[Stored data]

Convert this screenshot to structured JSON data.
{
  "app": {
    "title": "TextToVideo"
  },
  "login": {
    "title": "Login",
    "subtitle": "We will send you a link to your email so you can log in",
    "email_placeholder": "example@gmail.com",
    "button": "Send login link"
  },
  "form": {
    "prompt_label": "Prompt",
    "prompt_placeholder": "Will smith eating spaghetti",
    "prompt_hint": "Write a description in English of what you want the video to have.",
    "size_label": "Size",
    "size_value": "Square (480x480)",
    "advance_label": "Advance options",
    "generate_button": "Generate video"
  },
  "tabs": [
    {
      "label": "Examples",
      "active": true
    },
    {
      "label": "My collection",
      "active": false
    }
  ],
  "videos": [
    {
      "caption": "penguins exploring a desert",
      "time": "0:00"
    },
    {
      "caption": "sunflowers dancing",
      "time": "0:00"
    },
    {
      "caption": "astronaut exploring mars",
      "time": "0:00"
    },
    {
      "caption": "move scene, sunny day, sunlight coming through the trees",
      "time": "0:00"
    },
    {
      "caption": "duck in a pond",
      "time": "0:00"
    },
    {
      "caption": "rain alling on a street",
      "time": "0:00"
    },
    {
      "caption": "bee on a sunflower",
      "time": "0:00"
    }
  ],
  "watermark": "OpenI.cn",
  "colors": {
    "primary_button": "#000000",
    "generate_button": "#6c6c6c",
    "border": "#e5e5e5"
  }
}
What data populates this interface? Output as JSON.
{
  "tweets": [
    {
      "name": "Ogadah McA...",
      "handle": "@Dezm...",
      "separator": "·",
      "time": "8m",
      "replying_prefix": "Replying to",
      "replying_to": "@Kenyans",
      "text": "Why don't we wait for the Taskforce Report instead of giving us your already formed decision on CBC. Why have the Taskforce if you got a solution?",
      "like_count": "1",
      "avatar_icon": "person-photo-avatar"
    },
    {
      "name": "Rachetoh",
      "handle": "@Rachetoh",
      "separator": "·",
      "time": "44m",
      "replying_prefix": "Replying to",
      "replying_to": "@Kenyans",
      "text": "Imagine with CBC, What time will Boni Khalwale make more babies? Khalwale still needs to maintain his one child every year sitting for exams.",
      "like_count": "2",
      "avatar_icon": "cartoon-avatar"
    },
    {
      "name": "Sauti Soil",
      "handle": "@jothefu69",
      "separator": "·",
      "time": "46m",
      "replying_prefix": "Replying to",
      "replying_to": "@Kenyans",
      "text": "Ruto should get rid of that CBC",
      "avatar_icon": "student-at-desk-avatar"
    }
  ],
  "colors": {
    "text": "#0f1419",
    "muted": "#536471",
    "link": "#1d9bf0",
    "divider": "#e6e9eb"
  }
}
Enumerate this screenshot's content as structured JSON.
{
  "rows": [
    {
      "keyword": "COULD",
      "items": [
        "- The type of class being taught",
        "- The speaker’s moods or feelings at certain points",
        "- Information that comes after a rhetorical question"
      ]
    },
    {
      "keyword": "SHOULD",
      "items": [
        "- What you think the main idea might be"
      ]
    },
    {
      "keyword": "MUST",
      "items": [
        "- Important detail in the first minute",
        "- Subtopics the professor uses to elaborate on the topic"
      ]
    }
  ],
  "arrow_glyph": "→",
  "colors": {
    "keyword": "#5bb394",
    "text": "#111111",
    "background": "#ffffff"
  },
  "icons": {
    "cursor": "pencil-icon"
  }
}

WHAT YOU WILL DO. Copy out every line that includes the word "name".

EXERCISE RESPONSE.
      "name": "Ogadah McA...",
      "name": "Rachetoh",
      "name": "Sauti Soil",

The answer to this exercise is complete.